INSTRUCTIONS TO FOLLOW =>
Lines containing the string "Local" are to be counted; report the number and nothing more.

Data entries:
►

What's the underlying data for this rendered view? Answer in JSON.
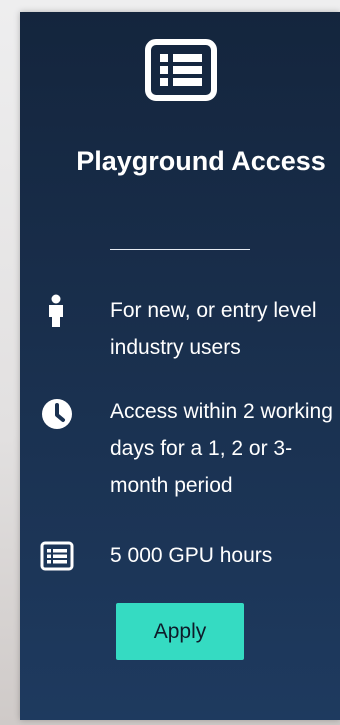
{
  "card": {
    "title": "Playground Access",
    "icons": {
      "header": "list-icon",
      "person": "person-icon",
      "clock": "clock-icon",
      "list": "list-icon"
    },
    "features": [
      {
        "icon": "person-icon",
        "text": "For new, or entry level industry users"
      },
      {
        "icon": "clock-icon",
        "text": "Access within 2 working days for a 1, 2 or 3-month period"
      },
      {
        "icon": "list-icon",
        "text": "5 000 GPU hours"
      }
    ],
    "apply_label": "Apply"
  },
  "colors": {
    "card_top": "#14253d",
    "card_bottom": "#1e3a5f",
    "text": "#ffffff",
    "button_bg": "#35dbc2",
    "button_text": "#0e1b2a",
    "page_bg": "#e6e4e4"
  }
}
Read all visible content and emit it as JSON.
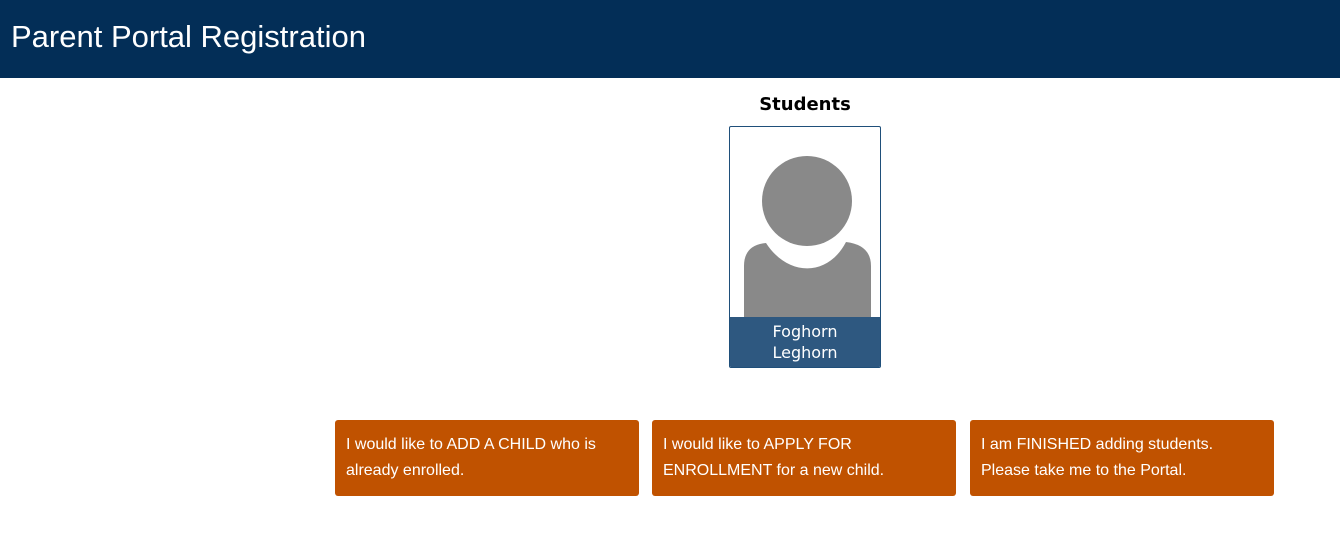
{
  "header": {
    "title": "Parent Portal Registration"
  },
  "students": {
    "heading": "Students",
    "items": [
      {
        "first_name": "Foghorn",
        "last_name": "Leghorn",
        "avatar_icon": "default-person-silhouette-icon"
      }
    ]
  },
  "actions": {
    "add_child": "I would like to ADD A CHILD who is already enrolled.",
    "apply_enrollment": "I would like to APPLY FOR ENROLLMENT for a new child.",
    "finished": "I am FINISHED adding students. Please take me to the Portal."
  },
  "colors": {
    "header_bg": "#032e57",
    "name_bar_bg": "#2e5880",
    "action_bg": "#c05200",
    "avatar_gray": "#898989"
  }
}
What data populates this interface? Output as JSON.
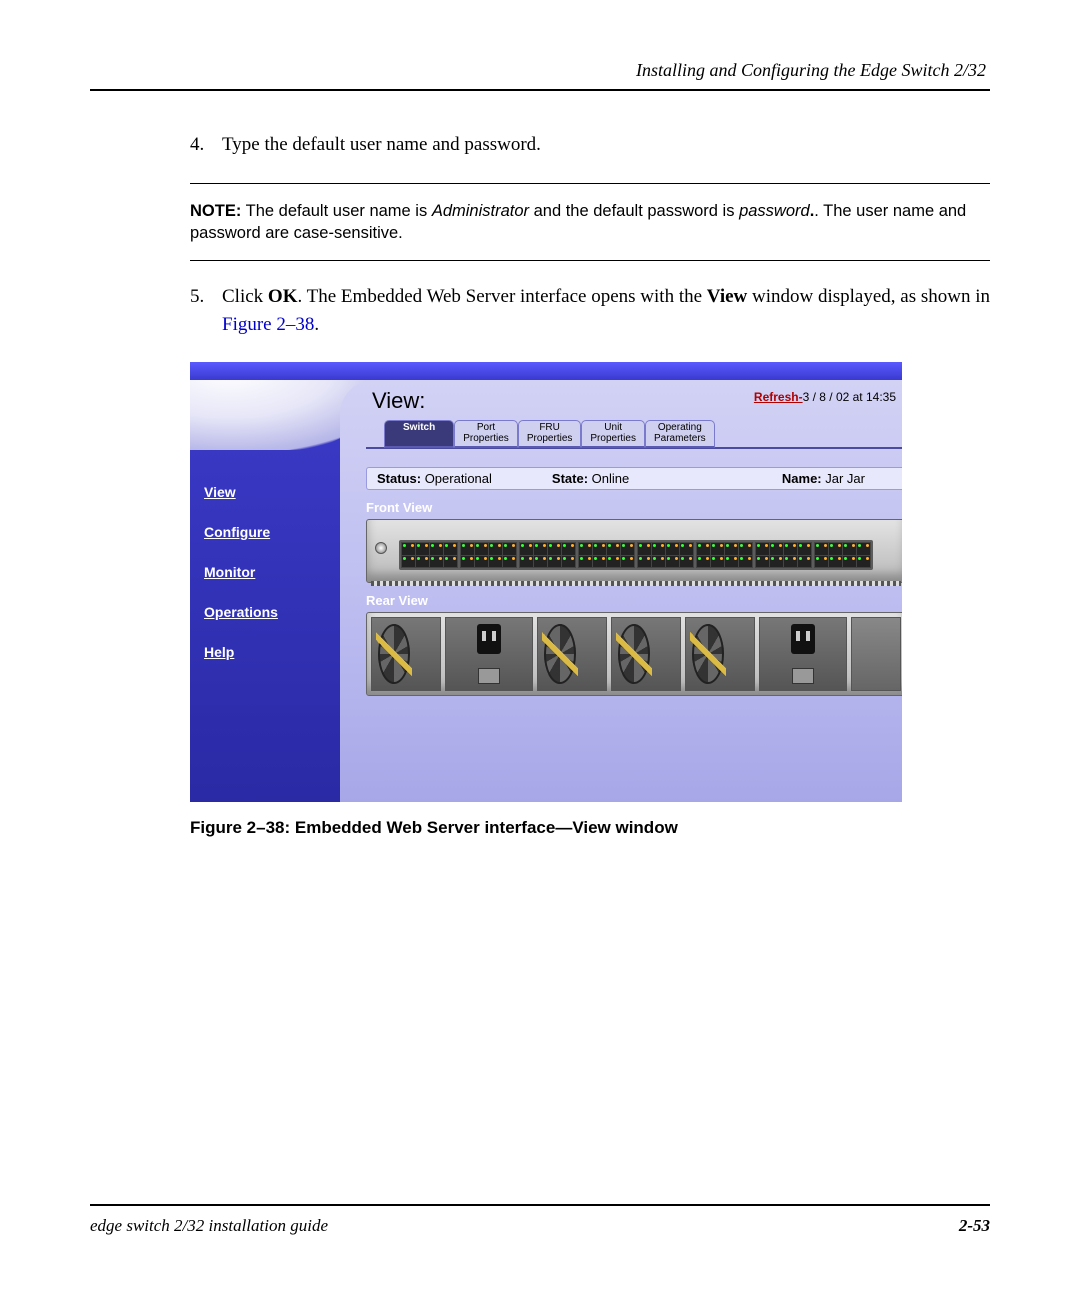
{
  "header": {
    "running_title": "Installing and Configuring the Edge Switch 2/32"
  },
  "steps": {
    "s4": {
      "num": "4.",
      "text": "Type the default user name and password."
    },
    "s5": {
      "num": "5.",
      "pre": "Click ",
      "bold1": "OK",
      "mid1": ". The Embedded Web Server interface opens with the ",
      "bold2": "View",
      "mid2": " window displayed, as shown in ",
      "link": "Figure 2–38",
      "post": "."
    }
  },
  "note": {
    "label": "NOTE:",
    "t1": "  The default user name is ",
    "i1": "Administrator",
    "t2": " and the default password is ",
    "i2": "password",
    "t3": ". The user name and password are case-sensitive."
  },
  "ui": {
    "view_label": "View:",
    "refresh_label": "Refresh-",
    "refresh_ts": "3 / 8 / 02 at 14:35",
    "sidebar": {
      "view": "View",
      "configure": "Configure",
      "monitor": "Monitor",
      "operations": "Operations",
      "help": "Help"
    },
    "tabs": {
      "switch": "Switch",
      "port": "Port\nProperties",
      "fru": "FRU\nProperties",
      "unit": "Unit\nProperties",
      "oper": "Operating\nParameters"
    },
    "status": {
      "status_l": "Status:",
      "status_v": "Operational",
      "state_l": "State:",
      "state_v": "Online",
      "name_l": "Name:",
      "name_v": "Jar Jar"
    },
    "front_label": "Front View",
    "rear_label": "Rear View"
  },
  "caption": "Figure 2–38:  Embedded Web Server interface—View window",
  "footer": {
    "guide": "edge switch 2/32 installation guide",
    "page": "2-53"
  }
}
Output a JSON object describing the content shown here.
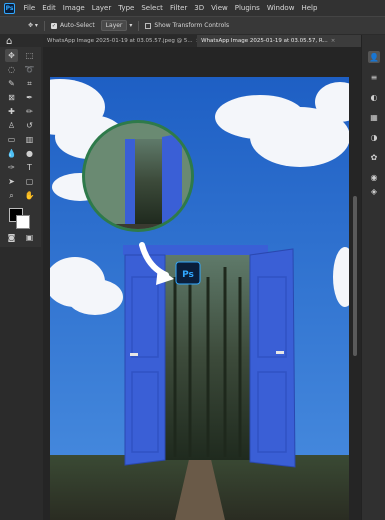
{
  "app": {
    "logo_text": "Ps"
  },
  "menu": [
    "File",
    "Edit",
    "Image",
    "Layer",
    "Type",
    "Select",
    "Filter",
    "3D",
    "View",
    "Plugins",
    "Window",
    "Help"
  ],
  "options": {
    "auto_select_label": "Auto-Select",
    "layer_select_value": "Layer",
    "show_transform_label": "Show Transform Controls"
  },
  "tabs": [
    {
      "label": "WhatsApp Image 2025-01-19 at 03.05.57.jpeg @ 5...",
      "close": "×"
    },
    {
      "label": "WhatsApp Image 2025-01-19 at 03.05.57, R...",
      "close": "×"
    }
  ],
  "canvas": {
    "badge_text": "Ps"
  },
  "colors": {
    "sky": "#2f6fd0",
    "door": "#3a5fd6",
    "accent": "#31a8ff",
    "ui_bg": "#2b2b2b"
  },
  "tool_icons": [
    "move-tool-icon",
    "marquee-tool-icon",
    "lasso-tool-icon",
    "crop-tool-icon",
    "eyedropper-tool-icon",
    "brush-tool-icon",
    "stamp-tool-icon",
    "eraser-tool-icon",
    "gradient-tool-icon",
    "pen-tool-icon",
    "type-tool-icon",
    "path-tool-icon",
    "hand-tool-icon",
    "zoom-tool-icon"
  ]
}
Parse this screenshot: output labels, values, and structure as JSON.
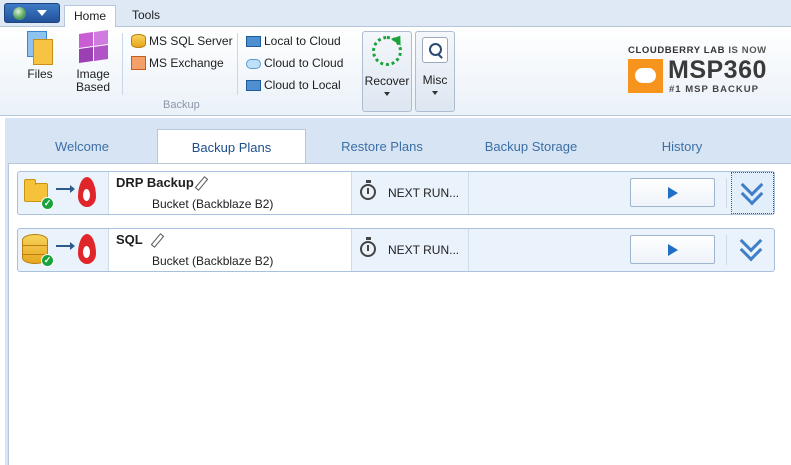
{
  "ribbon_tabs": {
    "home": "Home",
    "tools": "Tools"
  },
  "ribbon": {
    "files_label": "Files",
    "image_label": "Image\nBased",
    "ms_sql": "MS SQL Server",
    "ms_exchange": "MS Exchange",
    "backup_group": "Backup",
    "local_to_cloud": "Local to Cloud",
    "cloud_to_cloud": "Cloud to Cloud",
    "cloud_to_local": "Cloud to Local",
    "recover": "Recover",
    "misc": "Misc"
  },
  "brand": {
    "top_a": "CLOUDBERRY LAB",
    "top_b": " IS NOW",
    "name": "MSP360",
    "sub": "#1 MSP BACKUP",
    "accent": "#f7941d"
  },
  "main_tabs": [
    "Welcome",
    "Backup Plans",
    "Restore Plans",
    "Backup Storage",
    "History"
  ],
  "active_tab": "Backup Plans",
  "plans": [
    {
      "name": "DRP Backup",
      "destination": "Bucket (Backblaze B2)",
      "next_run": "NEXT RUN...",
      "source_icon": "folder-icon",
      "status": "check"
    },
    {
      "name": "SQL",
      "destination": "Bucket (Backblaze B2)",
      "next_run": "NEXT RUN...",
      "source_icon": "database-icon",
      "status": "check"
    }
  ],
  "colors": {
    "ribbon_bg": "#eaf1f9",
    "tab_text": "#3c6fa6",
    "panel_bg": "#d7e4f3",
    "play": "#1f6fc5"
  }
}
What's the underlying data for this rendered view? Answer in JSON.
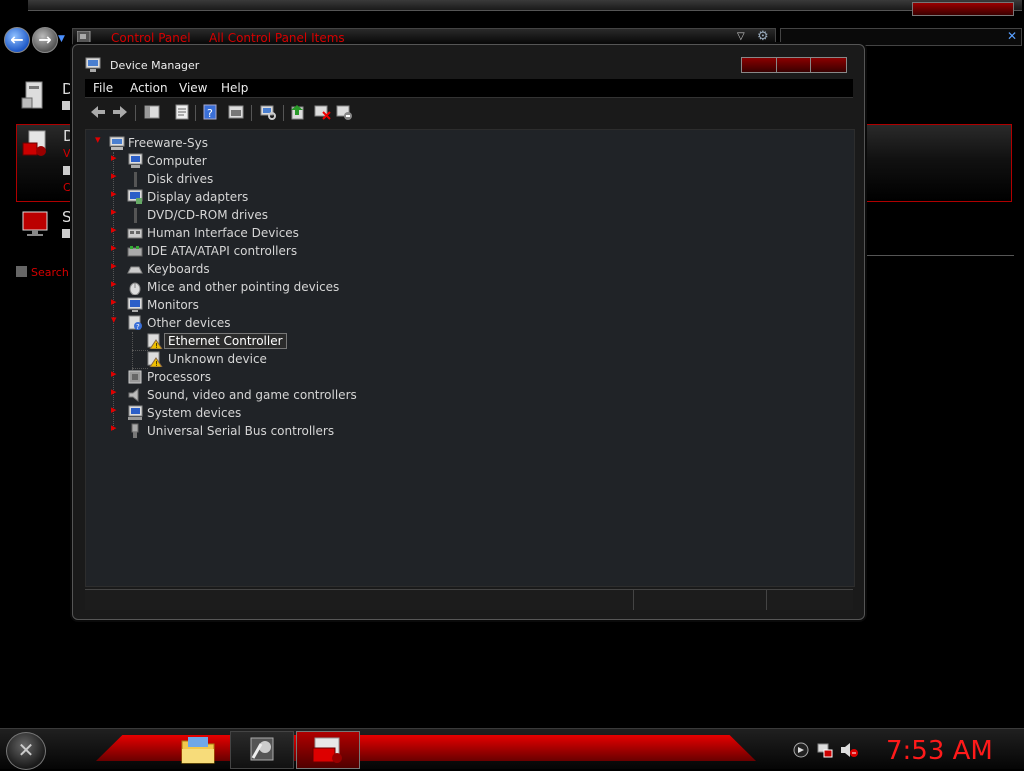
{
  "control_panel": {
    "breadcrumbs": [
      "Control Panel",
      "All Control Panel Items"
    ],
    "search_label": "Search",
    "items": [
      {
        "letter": "D",
        "icon": "devices-printers-icon"
      },
      {
        "letter": "D",
        "sub_text": "Vi",
        "sub_text2": "Ci",
        "icon": "device-manager-icon"
      },
      {
        "letter": "S",
        "icon": "system-monitor-icon"
      }
    ]
  },
  "device_manager": {
    "title": "Device Manager",
    "menu": [
      "File",
      "Action",
      "View",
      "Help"
    ],
    "toolbar": [
      "back-icon",
      "forward-icon",
      "show-hide-tree-icon",
      "properties-icon",
      "help-icon",
      "view-icon",
      "scan-hardware-icon",
      "update-driver-icon",
      "uninstall-icon",
      "disable-device-icon"
    ],
    "tree": {
      "root": "Freeware-Sys",
      "categories": [
        {
          "label": "Computer",
          "icon": "computer-icon"
        },
        {
          "label": "Disk drives",
          "icon": "disk-drive-icon"
        },
        {
          "label": "Display adapters",
          "icon": "display-adapter-icon"
        },
        {
          "label": "DVD/CD-ROM drives",
          "icon": "dvd-drive-icon"
        },
        {
          "label": "Human Interface Devices",
          "icon": "hid-icon"
        },
        {
          "label": "IDE ATA/ATAPI controllers",
          "icon": "ide-controller-icon"
        },
        {
          "label": "Keyboards",
          "icon": "keyboard-icon"
        },
        {
          "label": "Mice and other pointing devices",
          "icon": "mouse-icon"
        },
        {
          "label": "Monitors",
          "icon": "monitor-icon"
        },
        {
          "label": "Other devices",
          "icon": "other-devices-icon",
          "expanded": true,
          "children": [
            {
              "label": "Ethernet Controller",
              "icon": "warning-device-icon",
              "selected": true
            },
            {
              "label": "Unknown device",
              "icon": "warning-device-icon"
            }
          ]
        },
        {
          "label": "Processors",
          "icon": "processor-icon"
        },
        {
          "label": "Sound, video and game controllers",
          "icon": "speaker-icon"
        },
        {
          "label": "System devices",
          "icon": "system-devices-icon"
        },
        {
          "label": "Universal Serial Bus controllers",
          "icon": "usb-icon"
        }
      ]
    }
  },
  "taskbar": {
    "clock": "7:53 AM",
    "tasks": [
      "explorer-folder-icon",
      "control-panel-icon",
      "device-manager-icon"
    ],
    "tray": [
      "notification-icon",
      "network-icon",
      "volume-muted-icon"
    ]
  },
  "colors": {
    "accent": "#d40000",
    "clock": "#ff1a1a",
    "tree_bg": "#202327"
  }
}
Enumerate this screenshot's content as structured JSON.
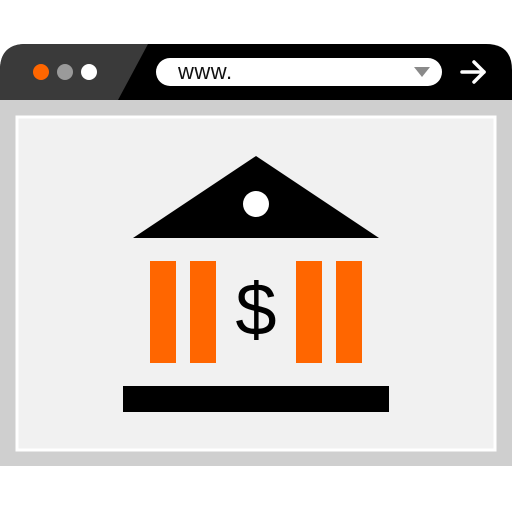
{
  "browser": {
    "address_bar": {
      "value": "www."
    },
    "window_controls": [
      "close-dot",
      "minimize-dot",
      "maximize-dot"
    ],
    "dropdown_icon": "triangle-down-icon",
    "go_icon": "arrow-right-icon"
  },
  "content": {
    "bank_icon": "bank-icon",
    "currency_symbol": "$"
  },
  "colors": {
    "titlebar_dark": "#000000",
    "titlebar_mid": "#3a3a3a",
    "frame": "#cfcfcf",
    "content_bg": "#f1f1f1",
    "accent": "#ff6600",
    "dot_gray": "#9a9a9a",
    "dot_white": "#ffffff"
  }
}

◄

RESULT FOR THIS TASK =>
2